## Begin Text excerpt

Kevin Wilson will be entering his fifth season as head coach of the Indiana Hoosiers this fall. He’s coached some very talented players over the last four years, and so I thought that time period was long enough to determine the top 10 players in the Kevin Wilson era at IU to this point. Agree? Disagree? Let us know.
10. Mark Murphy (2011-14)
Known for his hard work both on and off the field, Murphy was a standout safety for the Hoosiers. He recorded 279 career tackles and four career interceptions while also earning Capital One Academic All-American honors twice in his four years at IU. Murphy’s most memorable moment was a 47-yard interception returned for a touchdown against Penn State his senior year. The number 47 is also significant in that it represents the number of career games he played, with 42 of them starts. A graduate of IU’s School of Informatics and Computing, Murphy is now a software developer in Austin, Texas according to his Twitter account @MarkMurphy37.

## End Text excerpt

Do this: Quote the passage of the article on Indiana players under Kevin Wilson from "Kevin Wilson will" to "Mark Murphy (2011-14)". The material that follows is separate from the article on Indiana football players under Kevin Wilson.

## Begin Records

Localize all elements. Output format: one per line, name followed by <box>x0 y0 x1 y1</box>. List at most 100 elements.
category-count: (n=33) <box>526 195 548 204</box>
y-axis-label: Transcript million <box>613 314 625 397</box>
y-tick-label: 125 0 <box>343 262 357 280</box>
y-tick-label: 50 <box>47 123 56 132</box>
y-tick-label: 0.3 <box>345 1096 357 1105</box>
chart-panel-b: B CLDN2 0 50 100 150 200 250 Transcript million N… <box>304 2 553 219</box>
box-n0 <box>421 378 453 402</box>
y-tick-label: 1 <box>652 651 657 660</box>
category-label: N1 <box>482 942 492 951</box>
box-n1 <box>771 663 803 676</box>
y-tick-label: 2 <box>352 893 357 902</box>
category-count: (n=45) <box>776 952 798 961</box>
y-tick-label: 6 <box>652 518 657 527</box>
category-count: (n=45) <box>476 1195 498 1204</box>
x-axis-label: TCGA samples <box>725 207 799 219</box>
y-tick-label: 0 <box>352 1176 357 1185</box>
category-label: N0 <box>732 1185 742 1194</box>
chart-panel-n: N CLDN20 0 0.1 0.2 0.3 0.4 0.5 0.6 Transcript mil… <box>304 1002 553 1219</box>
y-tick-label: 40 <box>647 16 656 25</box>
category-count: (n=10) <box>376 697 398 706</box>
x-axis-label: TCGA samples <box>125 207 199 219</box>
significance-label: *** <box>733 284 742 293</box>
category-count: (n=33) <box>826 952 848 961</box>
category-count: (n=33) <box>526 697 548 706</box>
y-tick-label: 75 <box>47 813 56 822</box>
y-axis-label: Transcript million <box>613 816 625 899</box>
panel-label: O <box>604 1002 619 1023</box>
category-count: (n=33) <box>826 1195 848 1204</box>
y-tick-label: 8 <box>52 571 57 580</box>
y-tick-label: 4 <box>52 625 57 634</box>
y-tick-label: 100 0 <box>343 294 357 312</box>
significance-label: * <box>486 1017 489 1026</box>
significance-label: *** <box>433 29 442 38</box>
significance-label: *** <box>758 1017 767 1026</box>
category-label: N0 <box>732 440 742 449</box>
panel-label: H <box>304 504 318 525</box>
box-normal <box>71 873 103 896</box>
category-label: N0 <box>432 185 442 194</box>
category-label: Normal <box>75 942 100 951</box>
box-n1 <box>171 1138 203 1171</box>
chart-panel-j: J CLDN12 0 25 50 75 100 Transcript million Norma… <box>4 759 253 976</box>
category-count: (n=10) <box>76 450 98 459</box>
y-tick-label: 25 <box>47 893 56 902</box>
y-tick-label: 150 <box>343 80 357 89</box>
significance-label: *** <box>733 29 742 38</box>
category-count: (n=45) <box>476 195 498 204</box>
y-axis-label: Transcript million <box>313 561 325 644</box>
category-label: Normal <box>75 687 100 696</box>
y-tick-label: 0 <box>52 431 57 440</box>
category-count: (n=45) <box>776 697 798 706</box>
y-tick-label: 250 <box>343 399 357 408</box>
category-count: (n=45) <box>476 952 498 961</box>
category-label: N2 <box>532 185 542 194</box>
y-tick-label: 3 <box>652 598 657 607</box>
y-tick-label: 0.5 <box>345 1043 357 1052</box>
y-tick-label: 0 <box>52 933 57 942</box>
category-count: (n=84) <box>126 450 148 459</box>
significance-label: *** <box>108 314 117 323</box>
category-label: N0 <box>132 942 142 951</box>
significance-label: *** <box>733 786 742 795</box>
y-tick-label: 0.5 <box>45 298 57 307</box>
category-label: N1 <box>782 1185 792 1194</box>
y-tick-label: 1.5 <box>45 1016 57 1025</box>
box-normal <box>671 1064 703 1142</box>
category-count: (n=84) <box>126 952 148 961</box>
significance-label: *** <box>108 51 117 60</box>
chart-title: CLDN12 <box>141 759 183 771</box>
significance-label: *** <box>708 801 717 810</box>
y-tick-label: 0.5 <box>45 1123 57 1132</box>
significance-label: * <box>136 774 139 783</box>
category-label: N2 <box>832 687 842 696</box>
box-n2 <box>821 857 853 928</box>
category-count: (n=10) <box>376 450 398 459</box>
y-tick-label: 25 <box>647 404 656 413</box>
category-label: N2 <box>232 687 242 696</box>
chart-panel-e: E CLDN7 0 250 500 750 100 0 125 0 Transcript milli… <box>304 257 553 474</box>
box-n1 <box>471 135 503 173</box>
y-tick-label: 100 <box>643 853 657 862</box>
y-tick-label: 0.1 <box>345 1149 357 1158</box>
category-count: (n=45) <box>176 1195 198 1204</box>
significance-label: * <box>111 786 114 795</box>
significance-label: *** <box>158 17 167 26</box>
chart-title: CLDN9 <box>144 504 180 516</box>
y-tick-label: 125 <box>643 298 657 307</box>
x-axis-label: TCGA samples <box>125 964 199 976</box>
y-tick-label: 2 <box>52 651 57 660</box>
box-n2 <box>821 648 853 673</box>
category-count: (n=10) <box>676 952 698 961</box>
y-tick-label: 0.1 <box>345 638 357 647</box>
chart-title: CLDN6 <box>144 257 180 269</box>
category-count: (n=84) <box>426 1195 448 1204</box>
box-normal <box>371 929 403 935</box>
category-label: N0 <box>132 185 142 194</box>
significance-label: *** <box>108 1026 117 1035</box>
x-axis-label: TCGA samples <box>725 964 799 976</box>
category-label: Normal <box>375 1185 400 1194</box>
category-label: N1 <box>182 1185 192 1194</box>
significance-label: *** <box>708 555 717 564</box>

## End Records

Output for this exercise:
Kevin Wilson will be entering his fifth season as head coach of the Indiana Hoosiers this fall. He’s coached some very talented players over the last four years, and so I thought that time period was long enough to determine the top 10 players in the Kevin Wilson era at IU to this point. Agree? Disagree? Let us know.
10. Mark Murphy (2011-14)